● DIRECTIVE A
Print everything from "However, the OBR" down to "the likely downgrade." in the article on the UK public finances outlook, copying it word for word.

● TEXT SEGMENT
■ ■ ■ ■ ■
The Chancellor Philip Hammond is expecting to unveil a significantly worse outlook for the public finances in November’s Budget, Treasury sources have indicated.

The Treasury’s independent forecaster, the Office for Budget Responsibility, will give an early steer on its view of the UK’s productivity growth outlook next Tuesday and officials in the finance ministry are braced for bad news.

The UK’s productivity growth outlook has a profound influence on the HM Revenue & Customs tax take, meaning a deterioration there is, automatically, bad news for the public finances.

The Chancellor is likely to use the deterioration to argue why the Government cannot give in to growing pressure to loosen spending restraint.

In the March Budget earlier this year, the OBR projected that the Government would still be running a £20.6bn deficit in 2020-21.

But Mr Hammond’s self-imposed fiscal mandate is for the deficit to be below 2 per cent of GDP in that year, implying that the Chancellor actually had about £26bn of fiscal “headroom”.

One suggestion was that this headroom could be used if the UK economy experienced a shock around the time the UK formally leaves the European Union in March 2019.

Others have argued it gives the Chancellor space to reverse contentious incoming cuts to tax credits, scrap the 1 per cent public sector pay cap and spend more on the NHS and social care.

Public borrowing so far in the 2017-18 fiscal year has been running lower than projected by the OBR, but productivity growth has also been much weaker.

If the OBR downgrades its future productivity growth forecast, as is likely, that will mean a hit to the public finances.

“We expect them to look a bit nastier,” said a Treasury source. “There’s quite a lot of expectation of room for more spending but this is the context”.

The Financial Times reported that some officials were expecting a “bloodbath” for the public finances outlook, with the £26bn of headroom reduced to “single digits of billions”.

However, the OBR is some way from finalising its forecasts for the November Budget so it is impossible to put a numerical estimate on the likely downgrade.

The Government’s strict line on spending has already started to fray.

It said earlier this month that it plans to increase the pay of police and prison officers by more than 1 per cent in the next pay round.

But trade unions have accused ministers of “cherry-picking” certain workers for larger rises and are demanding that all of the UK’s five million public sector workers should benefit from a 5 per cent nominal pay hike.

Is austerity over? Economics editor Ben Chu explains.

The Office for National Statistics estimates that UK output per hour productivity fell by 0.5 per cent in the first quarter of 2017, against OBR projections in March of a 0.5 per cent increase.

Over 2017 as a whole the OBR had projected that the UK economy’s potential productivity would grow by 1.6 per cent, by1.5 per cent next year and 1.7 per cent in 2019, rising to 1.8 per cent in 2020.
■ ■ ■ ■ ■
● DATASET
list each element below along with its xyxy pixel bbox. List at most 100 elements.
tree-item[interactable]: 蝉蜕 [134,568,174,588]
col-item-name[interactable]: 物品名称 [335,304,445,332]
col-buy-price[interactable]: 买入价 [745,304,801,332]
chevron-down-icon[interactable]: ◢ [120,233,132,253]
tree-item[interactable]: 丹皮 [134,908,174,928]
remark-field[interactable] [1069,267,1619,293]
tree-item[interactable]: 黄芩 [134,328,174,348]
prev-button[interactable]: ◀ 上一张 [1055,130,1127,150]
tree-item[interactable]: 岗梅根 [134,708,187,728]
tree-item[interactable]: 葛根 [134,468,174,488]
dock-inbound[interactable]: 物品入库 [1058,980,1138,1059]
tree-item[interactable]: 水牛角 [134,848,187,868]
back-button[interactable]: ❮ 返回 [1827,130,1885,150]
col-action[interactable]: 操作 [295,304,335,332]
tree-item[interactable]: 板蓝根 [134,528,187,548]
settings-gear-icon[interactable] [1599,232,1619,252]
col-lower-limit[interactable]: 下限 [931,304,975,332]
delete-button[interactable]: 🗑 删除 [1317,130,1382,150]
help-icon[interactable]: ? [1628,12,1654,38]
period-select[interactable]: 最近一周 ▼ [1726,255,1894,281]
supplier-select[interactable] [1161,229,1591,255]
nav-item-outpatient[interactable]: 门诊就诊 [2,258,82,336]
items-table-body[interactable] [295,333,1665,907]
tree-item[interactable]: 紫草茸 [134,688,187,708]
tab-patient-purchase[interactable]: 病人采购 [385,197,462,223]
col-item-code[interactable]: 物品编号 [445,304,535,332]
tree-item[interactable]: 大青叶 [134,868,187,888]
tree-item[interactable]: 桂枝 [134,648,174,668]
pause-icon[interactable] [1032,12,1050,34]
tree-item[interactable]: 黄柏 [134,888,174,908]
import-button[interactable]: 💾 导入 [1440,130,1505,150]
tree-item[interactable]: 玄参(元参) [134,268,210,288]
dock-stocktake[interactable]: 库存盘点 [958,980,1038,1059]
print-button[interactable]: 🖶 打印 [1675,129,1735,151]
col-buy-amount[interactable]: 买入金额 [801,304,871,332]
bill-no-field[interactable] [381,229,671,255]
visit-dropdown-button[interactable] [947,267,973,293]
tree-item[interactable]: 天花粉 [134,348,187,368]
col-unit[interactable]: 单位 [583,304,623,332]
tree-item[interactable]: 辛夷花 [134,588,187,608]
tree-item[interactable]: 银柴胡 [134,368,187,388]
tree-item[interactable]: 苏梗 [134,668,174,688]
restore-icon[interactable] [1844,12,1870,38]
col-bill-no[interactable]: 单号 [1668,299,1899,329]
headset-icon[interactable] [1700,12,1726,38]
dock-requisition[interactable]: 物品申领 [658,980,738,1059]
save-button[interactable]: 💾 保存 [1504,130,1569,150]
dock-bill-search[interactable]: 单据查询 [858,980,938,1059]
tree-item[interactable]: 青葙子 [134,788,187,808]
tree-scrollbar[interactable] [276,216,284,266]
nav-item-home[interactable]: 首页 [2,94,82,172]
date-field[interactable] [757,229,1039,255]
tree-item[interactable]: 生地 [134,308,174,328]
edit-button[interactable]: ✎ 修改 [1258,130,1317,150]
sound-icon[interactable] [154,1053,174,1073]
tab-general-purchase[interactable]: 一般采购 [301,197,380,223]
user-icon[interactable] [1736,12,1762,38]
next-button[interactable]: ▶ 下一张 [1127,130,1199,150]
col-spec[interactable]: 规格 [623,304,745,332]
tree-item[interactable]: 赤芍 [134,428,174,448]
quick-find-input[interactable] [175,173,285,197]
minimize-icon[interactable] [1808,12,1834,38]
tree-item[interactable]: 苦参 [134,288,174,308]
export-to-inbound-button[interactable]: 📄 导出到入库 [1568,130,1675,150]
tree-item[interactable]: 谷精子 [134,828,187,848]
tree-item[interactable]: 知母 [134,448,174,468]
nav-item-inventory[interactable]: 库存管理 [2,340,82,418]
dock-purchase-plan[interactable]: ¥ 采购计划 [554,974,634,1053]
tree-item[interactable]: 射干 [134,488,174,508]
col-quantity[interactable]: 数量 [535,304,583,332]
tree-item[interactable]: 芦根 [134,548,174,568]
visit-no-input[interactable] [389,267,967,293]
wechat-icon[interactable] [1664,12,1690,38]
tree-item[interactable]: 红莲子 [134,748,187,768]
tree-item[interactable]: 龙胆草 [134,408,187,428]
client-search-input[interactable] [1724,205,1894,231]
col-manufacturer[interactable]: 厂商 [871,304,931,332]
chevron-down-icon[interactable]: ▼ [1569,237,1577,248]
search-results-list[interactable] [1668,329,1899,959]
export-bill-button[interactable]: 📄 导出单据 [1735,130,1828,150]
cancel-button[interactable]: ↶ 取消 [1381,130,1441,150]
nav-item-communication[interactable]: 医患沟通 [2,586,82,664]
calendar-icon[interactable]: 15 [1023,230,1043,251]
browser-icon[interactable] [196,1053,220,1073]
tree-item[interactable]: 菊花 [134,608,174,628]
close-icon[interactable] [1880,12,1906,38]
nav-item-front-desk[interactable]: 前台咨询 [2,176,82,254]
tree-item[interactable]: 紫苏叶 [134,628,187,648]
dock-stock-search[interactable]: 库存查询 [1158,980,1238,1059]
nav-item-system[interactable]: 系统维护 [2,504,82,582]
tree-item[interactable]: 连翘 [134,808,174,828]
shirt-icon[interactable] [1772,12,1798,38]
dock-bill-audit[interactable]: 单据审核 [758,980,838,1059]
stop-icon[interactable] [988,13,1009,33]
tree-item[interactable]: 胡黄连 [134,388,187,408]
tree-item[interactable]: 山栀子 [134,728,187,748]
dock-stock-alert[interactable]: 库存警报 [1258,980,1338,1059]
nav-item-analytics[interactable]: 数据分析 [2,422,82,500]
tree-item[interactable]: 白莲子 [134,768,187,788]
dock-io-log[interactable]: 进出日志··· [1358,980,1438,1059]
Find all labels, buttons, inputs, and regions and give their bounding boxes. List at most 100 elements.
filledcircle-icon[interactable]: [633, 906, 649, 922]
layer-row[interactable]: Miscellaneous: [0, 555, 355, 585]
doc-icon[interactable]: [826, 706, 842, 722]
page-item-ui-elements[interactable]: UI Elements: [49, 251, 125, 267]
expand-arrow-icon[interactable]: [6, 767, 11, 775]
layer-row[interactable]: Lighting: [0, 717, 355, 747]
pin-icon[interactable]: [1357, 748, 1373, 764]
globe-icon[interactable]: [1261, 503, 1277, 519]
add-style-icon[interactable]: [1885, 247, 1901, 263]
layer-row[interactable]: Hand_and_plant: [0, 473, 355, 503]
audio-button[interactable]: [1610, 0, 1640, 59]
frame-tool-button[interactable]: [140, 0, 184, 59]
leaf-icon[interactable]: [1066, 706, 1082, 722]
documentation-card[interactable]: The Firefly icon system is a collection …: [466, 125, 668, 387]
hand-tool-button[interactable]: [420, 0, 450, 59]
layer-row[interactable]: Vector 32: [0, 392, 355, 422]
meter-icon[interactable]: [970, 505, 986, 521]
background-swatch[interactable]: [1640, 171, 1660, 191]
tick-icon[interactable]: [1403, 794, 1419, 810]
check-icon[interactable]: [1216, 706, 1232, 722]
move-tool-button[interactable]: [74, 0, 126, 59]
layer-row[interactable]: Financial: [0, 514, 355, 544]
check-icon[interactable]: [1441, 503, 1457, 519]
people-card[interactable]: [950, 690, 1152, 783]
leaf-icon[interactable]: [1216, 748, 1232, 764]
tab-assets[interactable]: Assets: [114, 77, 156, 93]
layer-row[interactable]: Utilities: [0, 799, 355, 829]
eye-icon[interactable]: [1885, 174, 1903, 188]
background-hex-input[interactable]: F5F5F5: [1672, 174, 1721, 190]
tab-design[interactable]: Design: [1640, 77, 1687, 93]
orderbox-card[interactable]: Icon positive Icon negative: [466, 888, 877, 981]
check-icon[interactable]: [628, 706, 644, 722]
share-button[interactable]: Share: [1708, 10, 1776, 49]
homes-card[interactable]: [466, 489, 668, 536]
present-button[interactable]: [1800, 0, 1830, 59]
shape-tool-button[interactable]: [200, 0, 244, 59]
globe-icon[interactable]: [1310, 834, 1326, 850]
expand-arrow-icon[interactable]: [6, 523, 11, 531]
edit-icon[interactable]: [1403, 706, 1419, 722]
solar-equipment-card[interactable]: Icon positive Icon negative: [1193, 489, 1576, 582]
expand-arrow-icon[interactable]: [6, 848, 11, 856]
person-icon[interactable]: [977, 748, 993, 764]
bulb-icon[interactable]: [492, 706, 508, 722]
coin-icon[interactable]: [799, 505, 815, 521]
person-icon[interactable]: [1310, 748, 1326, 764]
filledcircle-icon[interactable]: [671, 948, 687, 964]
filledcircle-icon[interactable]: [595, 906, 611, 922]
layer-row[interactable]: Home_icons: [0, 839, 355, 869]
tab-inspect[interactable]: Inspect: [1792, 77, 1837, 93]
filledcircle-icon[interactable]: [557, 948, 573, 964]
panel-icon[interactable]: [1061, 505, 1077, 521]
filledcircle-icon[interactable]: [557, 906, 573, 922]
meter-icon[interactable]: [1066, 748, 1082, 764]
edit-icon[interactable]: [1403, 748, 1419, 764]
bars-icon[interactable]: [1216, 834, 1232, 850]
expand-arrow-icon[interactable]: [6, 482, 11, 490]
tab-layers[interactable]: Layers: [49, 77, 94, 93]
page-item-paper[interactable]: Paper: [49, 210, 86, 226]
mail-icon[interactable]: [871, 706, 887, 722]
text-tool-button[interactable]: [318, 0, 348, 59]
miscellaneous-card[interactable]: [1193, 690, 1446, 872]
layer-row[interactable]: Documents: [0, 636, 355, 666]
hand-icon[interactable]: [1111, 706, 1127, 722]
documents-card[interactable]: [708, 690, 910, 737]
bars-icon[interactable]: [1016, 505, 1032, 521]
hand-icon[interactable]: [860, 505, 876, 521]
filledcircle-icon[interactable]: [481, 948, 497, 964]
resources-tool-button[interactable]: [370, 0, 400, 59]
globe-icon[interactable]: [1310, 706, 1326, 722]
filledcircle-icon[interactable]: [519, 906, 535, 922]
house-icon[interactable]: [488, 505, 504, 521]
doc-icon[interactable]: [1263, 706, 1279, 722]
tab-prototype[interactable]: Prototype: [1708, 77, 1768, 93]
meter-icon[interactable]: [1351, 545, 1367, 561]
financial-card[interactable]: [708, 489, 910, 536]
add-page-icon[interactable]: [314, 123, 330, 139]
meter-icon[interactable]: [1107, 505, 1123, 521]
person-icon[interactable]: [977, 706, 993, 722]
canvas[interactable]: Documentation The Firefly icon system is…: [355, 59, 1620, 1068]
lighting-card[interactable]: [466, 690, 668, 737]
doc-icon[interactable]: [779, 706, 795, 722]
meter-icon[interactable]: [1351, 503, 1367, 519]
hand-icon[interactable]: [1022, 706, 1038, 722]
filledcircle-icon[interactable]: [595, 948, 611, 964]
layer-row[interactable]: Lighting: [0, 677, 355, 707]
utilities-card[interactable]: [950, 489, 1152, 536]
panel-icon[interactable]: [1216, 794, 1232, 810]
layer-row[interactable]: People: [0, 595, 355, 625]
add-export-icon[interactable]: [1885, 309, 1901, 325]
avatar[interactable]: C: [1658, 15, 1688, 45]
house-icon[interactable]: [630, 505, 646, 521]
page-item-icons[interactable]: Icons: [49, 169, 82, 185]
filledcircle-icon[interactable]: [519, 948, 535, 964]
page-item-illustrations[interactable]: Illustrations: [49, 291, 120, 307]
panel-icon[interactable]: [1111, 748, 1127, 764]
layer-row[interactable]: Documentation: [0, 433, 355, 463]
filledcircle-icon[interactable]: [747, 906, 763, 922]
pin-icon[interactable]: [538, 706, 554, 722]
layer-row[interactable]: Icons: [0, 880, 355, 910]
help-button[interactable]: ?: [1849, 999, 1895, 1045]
■ ■ ■ ■ ■
● DIRECTIVE B
Rename "tree-item" as "herb-item" in the listing, covering everything from its start down to the line containing "tree-item[interactable]: 葛根 [134,468,174,488]". Return only those lines, with nothing else changed.

● OUTPUT A
However, the OBR is some way from finalising its forecasts for the November Budget so it is impossible to put a numerical estimate on the likely downgrade.

● OUTPUT B
list each element below along with its xyxy pixel bbox. List at most 100 elements.
herb-item[interactable]: 蝉蜕 [134,568,174,588]
col-item-name[interactable]: 物品名称 [335,304,445,332]
col-buy-price[interactable]: 买入价 [745,304,801,332]
chevron-down-icon[interactable]: ◢ [120,233,132,253]
herb-item[interactable]: 丹皮 [134,908,174,928]
remark-field[interactable] [1069,267,1619,293]
herb-item[interactable]: 黄芩 [134,328,174,348]
prev-button[interactable]: ◀ 上一张 [1055,130,1127,150]
herb-item[interactable]: 岗梅根 [134,708,187,728]
herb-item[interactable]: 葛根 [134,468,174,488]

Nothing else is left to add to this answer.